▸ **Task objective**
Pull every line containing "screenshot" out of the material below.

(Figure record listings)
┄┄┄┄┄┄┄┄┄┄
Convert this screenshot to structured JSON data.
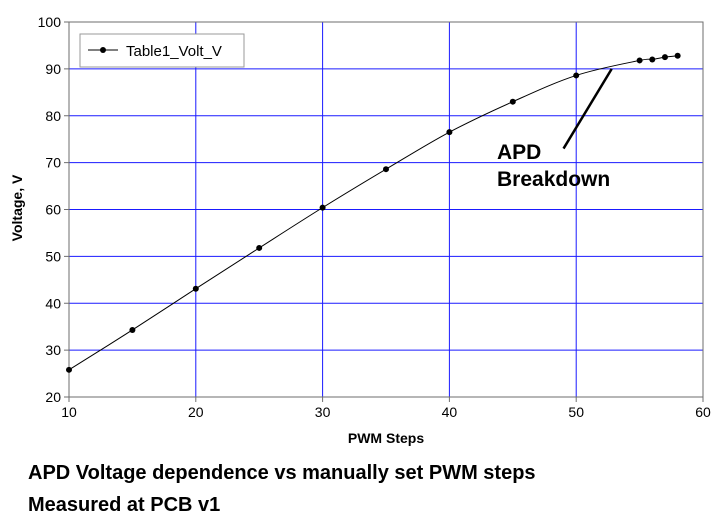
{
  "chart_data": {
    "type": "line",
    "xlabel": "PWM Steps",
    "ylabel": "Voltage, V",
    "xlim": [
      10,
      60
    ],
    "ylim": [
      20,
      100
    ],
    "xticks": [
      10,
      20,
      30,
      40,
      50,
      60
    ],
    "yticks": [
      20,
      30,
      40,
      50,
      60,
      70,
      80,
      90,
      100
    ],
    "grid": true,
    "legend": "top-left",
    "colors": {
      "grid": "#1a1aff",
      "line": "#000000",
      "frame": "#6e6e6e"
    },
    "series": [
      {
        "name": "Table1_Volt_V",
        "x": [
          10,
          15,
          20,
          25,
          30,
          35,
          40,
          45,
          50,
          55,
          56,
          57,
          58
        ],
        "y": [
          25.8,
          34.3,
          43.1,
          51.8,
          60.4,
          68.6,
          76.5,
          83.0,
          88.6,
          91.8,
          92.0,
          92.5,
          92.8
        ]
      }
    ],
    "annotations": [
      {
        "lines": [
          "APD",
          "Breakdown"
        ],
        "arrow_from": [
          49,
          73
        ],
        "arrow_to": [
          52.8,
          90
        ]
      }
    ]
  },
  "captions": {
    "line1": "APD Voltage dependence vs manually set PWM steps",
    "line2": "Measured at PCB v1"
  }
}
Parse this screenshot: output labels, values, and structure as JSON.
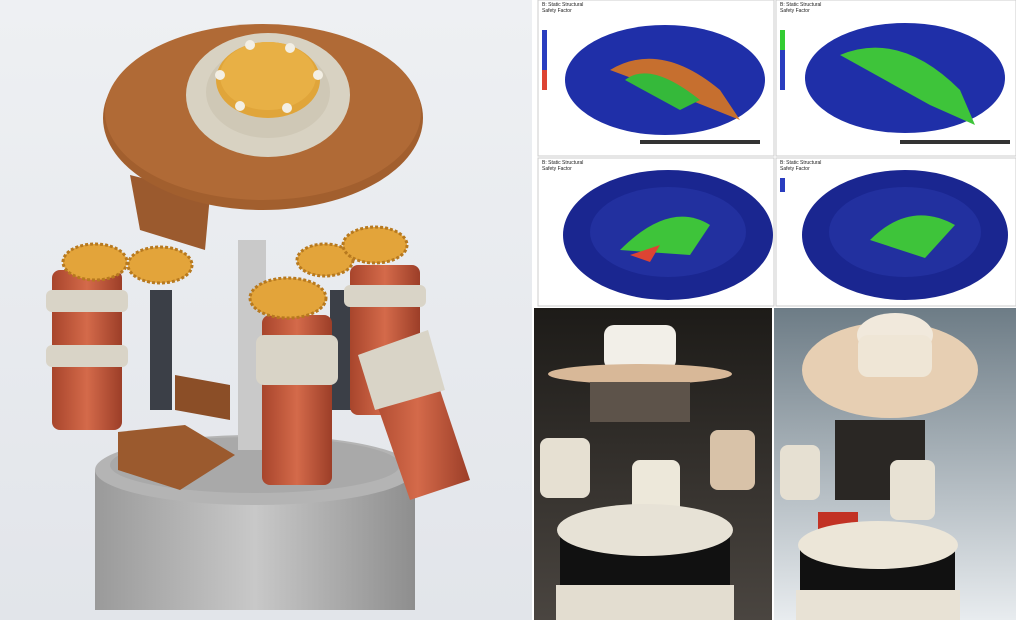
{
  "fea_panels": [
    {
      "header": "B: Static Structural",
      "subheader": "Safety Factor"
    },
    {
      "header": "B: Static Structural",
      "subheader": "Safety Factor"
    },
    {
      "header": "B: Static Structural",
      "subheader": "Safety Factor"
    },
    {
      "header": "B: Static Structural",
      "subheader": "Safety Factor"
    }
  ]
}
┄┄┄┄┄┄┄┄┄┄
▸ **The output**
Convert this screenshot to structured JSON data.
Parse this screenshot: output labels, values, and structure as JSON.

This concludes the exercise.